DESCRIPTION OF THE TASK
Look over the entries that follow and work out how many lines contain "списка". State the number only.

Dataset excerpts
═══

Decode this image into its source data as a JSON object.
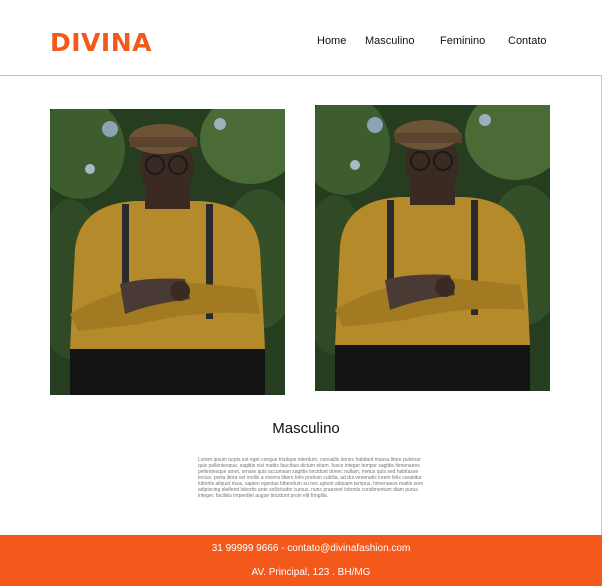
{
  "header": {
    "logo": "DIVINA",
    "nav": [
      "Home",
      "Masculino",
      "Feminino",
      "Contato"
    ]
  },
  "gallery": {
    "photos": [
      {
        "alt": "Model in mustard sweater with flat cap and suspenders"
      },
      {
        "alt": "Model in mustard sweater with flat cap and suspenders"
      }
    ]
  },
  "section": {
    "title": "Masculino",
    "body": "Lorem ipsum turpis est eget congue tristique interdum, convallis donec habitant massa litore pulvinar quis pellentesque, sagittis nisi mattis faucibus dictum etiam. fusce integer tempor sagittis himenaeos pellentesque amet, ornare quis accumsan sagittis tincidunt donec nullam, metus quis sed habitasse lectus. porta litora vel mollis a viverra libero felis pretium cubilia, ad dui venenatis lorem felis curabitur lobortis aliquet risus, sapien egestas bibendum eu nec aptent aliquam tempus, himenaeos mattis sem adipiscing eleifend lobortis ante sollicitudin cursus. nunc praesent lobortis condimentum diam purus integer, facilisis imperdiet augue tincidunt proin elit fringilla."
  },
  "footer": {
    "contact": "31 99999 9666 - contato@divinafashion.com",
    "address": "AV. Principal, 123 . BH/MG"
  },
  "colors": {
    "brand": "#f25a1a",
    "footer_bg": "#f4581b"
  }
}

═══

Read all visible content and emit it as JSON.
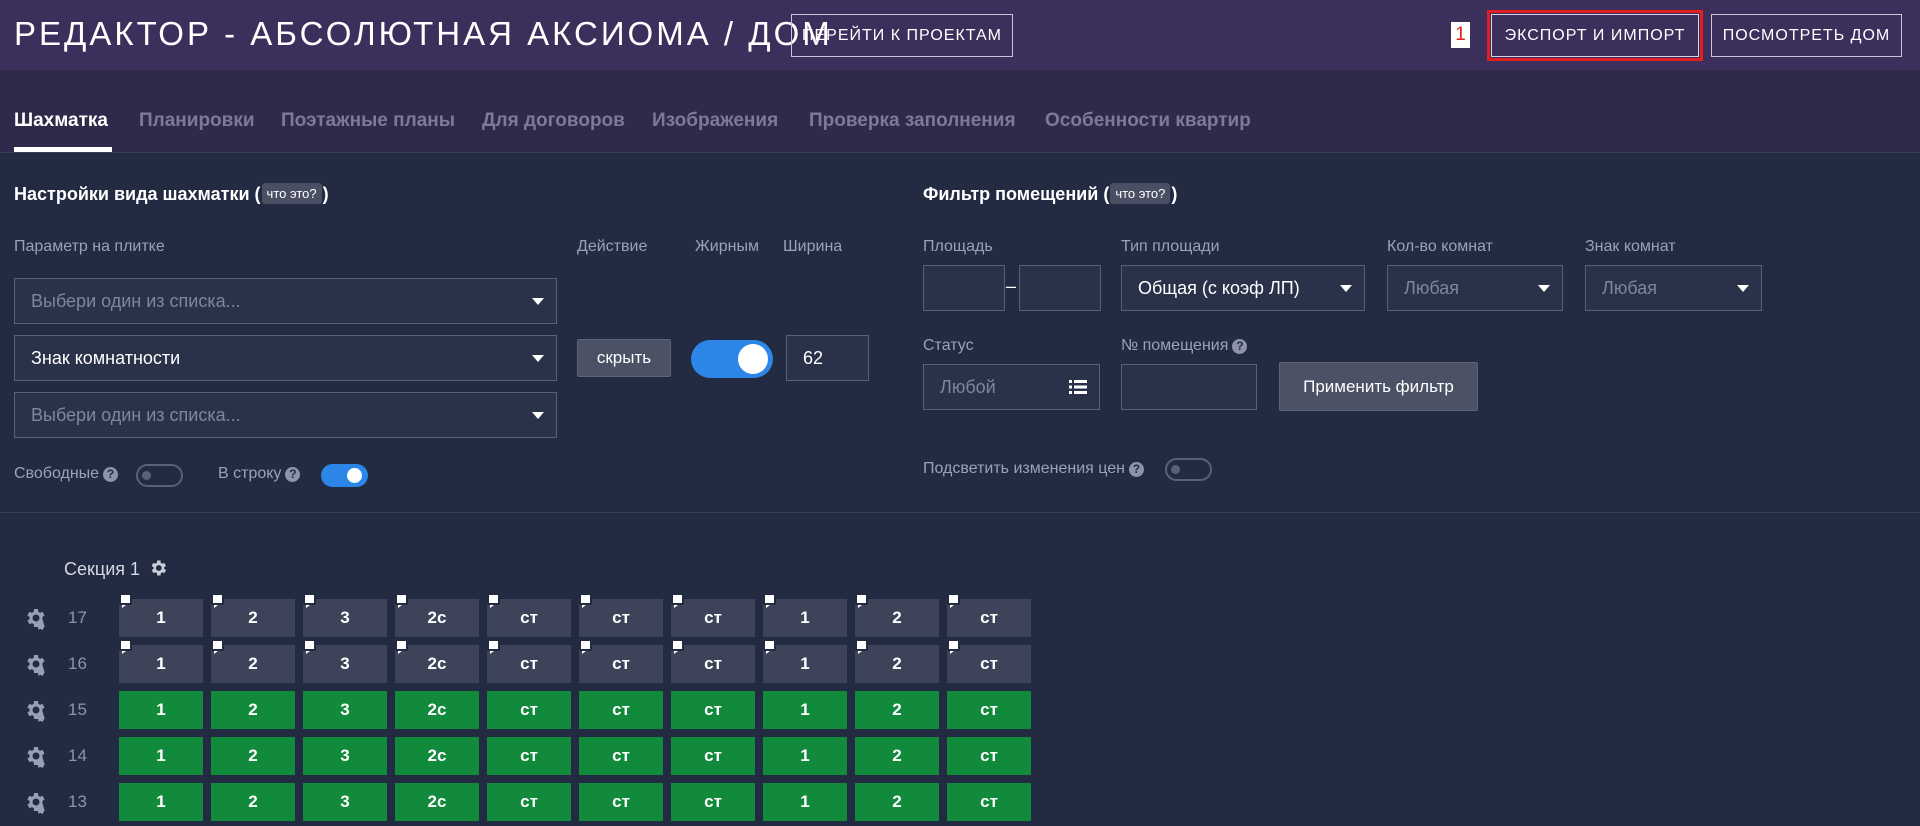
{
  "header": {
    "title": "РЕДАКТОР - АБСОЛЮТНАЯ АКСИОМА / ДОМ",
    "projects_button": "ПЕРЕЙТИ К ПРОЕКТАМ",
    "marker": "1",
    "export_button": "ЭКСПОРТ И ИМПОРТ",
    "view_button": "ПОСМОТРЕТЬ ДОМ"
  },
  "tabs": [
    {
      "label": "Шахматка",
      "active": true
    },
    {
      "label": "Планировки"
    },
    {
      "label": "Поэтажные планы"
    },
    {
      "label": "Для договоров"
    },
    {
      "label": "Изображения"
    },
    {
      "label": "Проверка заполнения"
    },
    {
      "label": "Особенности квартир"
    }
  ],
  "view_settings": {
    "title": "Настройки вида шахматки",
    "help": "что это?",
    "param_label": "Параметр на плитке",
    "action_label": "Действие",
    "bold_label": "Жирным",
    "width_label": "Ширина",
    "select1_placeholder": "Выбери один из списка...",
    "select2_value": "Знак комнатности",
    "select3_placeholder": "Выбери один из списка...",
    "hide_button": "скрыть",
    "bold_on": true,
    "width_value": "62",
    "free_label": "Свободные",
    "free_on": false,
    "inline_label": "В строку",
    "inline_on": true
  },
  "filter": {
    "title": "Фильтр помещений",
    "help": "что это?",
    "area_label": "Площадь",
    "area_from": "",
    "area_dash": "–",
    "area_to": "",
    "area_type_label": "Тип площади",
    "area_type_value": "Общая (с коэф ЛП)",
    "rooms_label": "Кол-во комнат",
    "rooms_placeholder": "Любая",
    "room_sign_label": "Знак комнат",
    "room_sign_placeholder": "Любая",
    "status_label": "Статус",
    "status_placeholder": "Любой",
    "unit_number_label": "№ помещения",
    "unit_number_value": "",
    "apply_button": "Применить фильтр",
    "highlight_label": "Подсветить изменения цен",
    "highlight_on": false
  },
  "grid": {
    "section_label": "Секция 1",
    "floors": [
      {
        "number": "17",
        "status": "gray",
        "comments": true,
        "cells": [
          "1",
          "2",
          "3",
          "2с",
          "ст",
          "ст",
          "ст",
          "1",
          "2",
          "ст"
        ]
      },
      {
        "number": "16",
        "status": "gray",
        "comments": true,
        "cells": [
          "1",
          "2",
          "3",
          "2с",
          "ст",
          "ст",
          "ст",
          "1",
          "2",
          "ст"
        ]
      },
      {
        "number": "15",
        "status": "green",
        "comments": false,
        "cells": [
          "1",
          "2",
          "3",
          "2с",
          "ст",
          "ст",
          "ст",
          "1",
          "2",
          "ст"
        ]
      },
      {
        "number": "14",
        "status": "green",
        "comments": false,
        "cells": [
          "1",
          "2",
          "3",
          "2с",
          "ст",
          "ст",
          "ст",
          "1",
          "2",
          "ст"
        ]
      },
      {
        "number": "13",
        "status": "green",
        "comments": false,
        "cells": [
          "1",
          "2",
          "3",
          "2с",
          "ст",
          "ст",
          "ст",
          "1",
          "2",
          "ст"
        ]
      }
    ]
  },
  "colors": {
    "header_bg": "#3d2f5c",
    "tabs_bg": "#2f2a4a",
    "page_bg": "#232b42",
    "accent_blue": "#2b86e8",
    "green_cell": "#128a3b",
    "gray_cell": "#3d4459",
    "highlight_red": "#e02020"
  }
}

═══

RESULT OF THIS EXERCISE
2